(Task statement)
Reproduce the records below exactly as they appear, omitting any pictures they contain.

(Stored data)
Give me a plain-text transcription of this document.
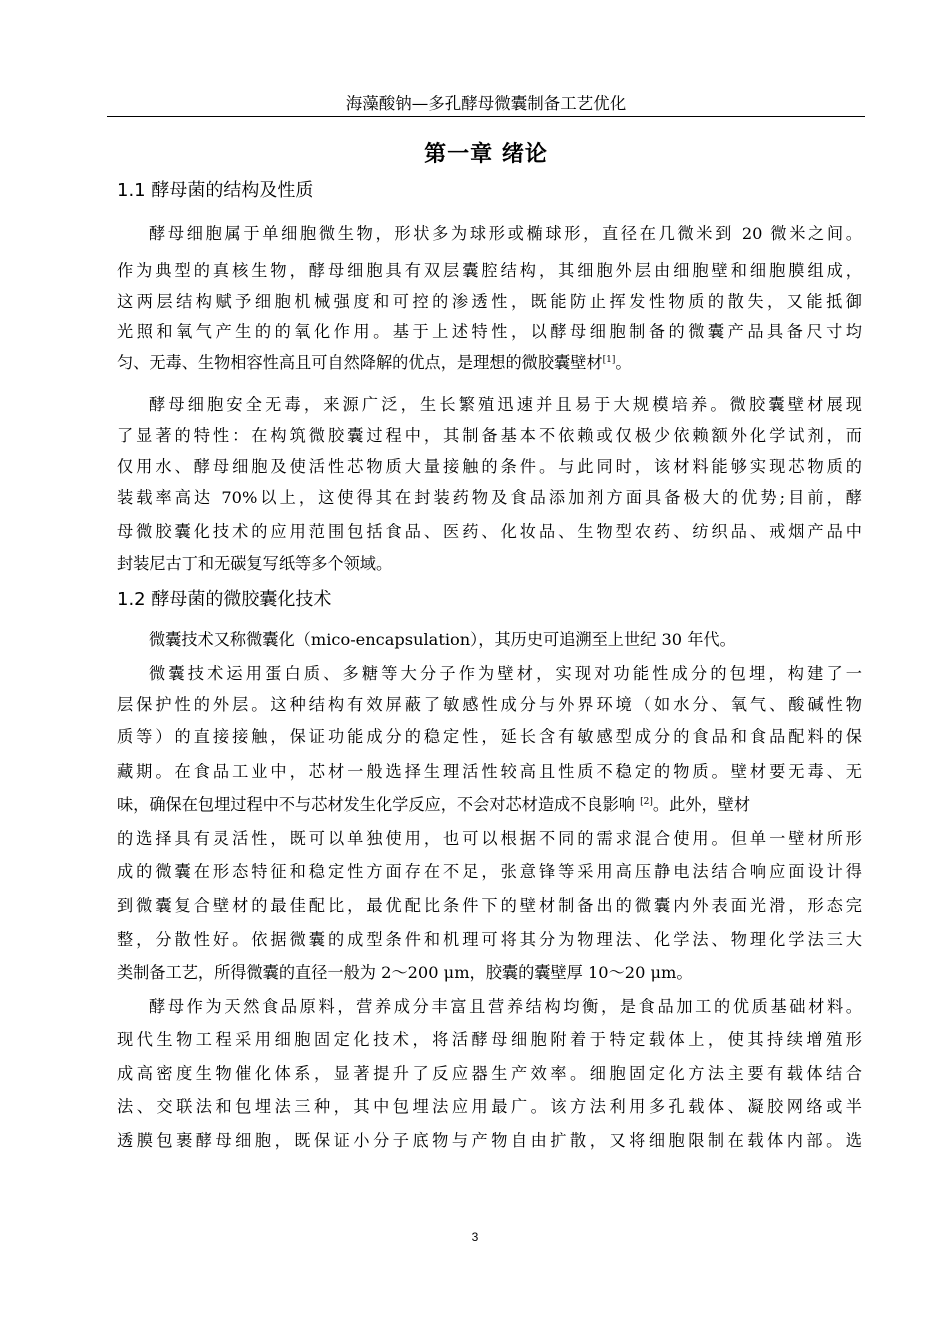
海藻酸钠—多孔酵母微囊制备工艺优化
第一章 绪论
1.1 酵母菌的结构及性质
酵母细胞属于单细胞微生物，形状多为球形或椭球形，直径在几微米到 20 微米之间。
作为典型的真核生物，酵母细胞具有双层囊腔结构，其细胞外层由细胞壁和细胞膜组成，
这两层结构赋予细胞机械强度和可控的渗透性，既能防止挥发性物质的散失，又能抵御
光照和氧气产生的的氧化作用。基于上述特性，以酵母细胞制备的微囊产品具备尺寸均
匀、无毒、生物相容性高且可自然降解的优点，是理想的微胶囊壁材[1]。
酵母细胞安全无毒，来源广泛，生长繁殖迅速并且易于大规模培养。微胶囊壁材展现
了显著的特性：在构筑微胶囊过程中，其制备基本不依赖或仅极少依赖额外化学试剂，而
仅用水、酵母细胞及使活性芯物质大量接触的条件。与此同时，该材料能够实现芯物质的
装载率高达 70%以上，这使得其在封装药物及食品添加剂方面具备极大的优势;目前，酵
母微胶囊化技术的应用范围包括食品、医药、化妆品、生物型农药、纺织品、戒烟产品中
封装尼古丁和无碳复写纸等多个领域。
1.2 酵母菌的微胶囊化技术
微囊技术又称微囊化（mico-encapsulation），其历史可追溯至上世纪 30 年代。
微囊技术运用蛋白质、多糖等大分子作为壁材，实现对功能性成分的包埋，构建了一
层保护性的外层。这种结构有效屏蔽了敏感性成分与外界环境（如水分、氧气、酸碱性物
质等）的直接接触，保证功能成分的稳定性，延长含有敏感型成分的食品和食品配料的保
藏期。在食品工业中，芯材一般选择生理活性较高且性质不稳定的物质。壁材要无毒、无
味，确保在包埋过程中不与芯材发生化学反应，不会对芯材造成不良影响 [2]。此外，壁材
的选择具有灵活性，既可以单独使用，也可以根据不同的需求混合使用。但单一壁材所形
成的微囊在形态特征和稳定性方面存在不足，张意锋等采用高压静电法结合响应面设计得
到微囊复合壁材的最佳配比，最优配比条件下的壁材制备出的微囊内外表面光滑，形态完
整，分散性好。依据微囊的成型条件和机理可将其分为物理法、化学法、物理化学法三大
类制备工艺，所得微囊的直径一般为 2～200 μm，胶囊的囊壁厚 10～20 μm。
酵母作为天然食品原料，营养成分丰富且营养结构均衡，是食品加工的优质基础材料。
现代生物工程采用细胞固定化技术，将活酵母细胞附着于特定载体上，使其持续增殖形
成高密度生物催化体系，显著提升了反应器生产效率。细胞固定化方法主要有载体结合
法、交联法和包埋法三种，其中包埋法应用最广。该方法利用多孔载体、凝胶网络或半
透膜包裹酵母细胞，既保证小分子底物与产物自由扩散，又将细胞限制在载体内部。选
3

(Solution to the problem)
Give me a plain-text transcription of this document.
海藻酸钠—多孔酵母微囊制备工艺优化
第一章 绪论
1.1 酵母菌的结构及性质
酵母细胞属于单细胞微生物，形状多为球形或椭球形，直径在几微米到 20 微米之间。
作为典型的真核生物，酵母细胞具有双层囊腔结构，其细胞外层由细胞壁和细胞膜组成，
这两层结构赋予细胞机械强度和可控的渗透性，既能防止挥发性物质的散失，又能抵御
光照和氧气产生的的氧化作用。基于上述特性，以酵母细胞制备的微囊产品具备尺寸均
匀、无毒、生物相容性高且可自然降解的优点，是理想的微胶囊壁材[1]。
酵母细胞安全无毒，来源广泛，生长繁殖迅速并且易于大规模培养。微胶囊壁材展现
了显著的特性：在构筑微胶囊过程中，其制备基本不依赖或仅极少依赖额外化学试剂，而
仅用水、酵母细胞及使活性芯物质大量接触的条件。与此同时，该材料能够实现芯物质的
装载率高达 70%以上，这使得其在封装药物及食品添加剂方面具备极大的优势;目前，酵
母微胶囊化技术的应用范围包括食品、医药、化妆品、生物型农药、纺织品、戒烟产品中
封装尼古丁和无碳复写纸等多个领域。
1.2 酵母菌的微胶囊化技术
微囊技术又称微囊化（mico-encapsulation），其历史可追溯至上世纪 30 年代。
微囊技术运用蛋白质、多糖等大分子作为壁材，实现对功能性成分的包埋，构建了一
层保护性的外层。这种结构有效屏蔽了敏感性成分与外界环境（如水分、氧气、酸碱性物
质等）的直接接触，保证功能成分的稳定性，延长含有敏感型成分的食品和食品配料的保
藏期。在食品工业中，芯材一般选择生理活性较高且性质不稳定的物质。壁材要无毒、无
味，确保在包埋过程中不与芯材发生化学反应，不会对芯材造成不良影响 [2]。此外，壁材
的选择具有灵活性，既可以单独使用，也可以根据不同的需求混合使用。但单一壁材所形
成的微囊在形态特征和稳定性方面存在不足，张意锋等采用高压静电法结合响应面设计得
到微囊复合壁材的最佳配比，最优配比条件下的壁材制备出的微囊内外表面光滑，形态完
整，分散性好。依据微囊的成型条件和机理可将其分为物理法、化学法、物理化学法三大
类制备工艺，所得微囊的直径一般为 2～200 μm，胶囊的囊壁厚 10～20 μm。
酵母作为天然食品原料，营养成分丰富且营养结构均衡，是食品加工的优质基础材料。
现代生物工程采用细胞固定化技术，将活酵母细胞附着于特定载体上，使其持续增殖形
成高密度生物催化体系，显著提升了反应器生产效率。细胞固定化方法主要有载体结合
法、交联法和包埋法三种，其中包埋法应用最广。该方法利用多孔载体、凝胶网络或半
透膜包裹酵母细胞，既保证小分子底物与产物自由扩散，又将细胞限制在载体内部。选
3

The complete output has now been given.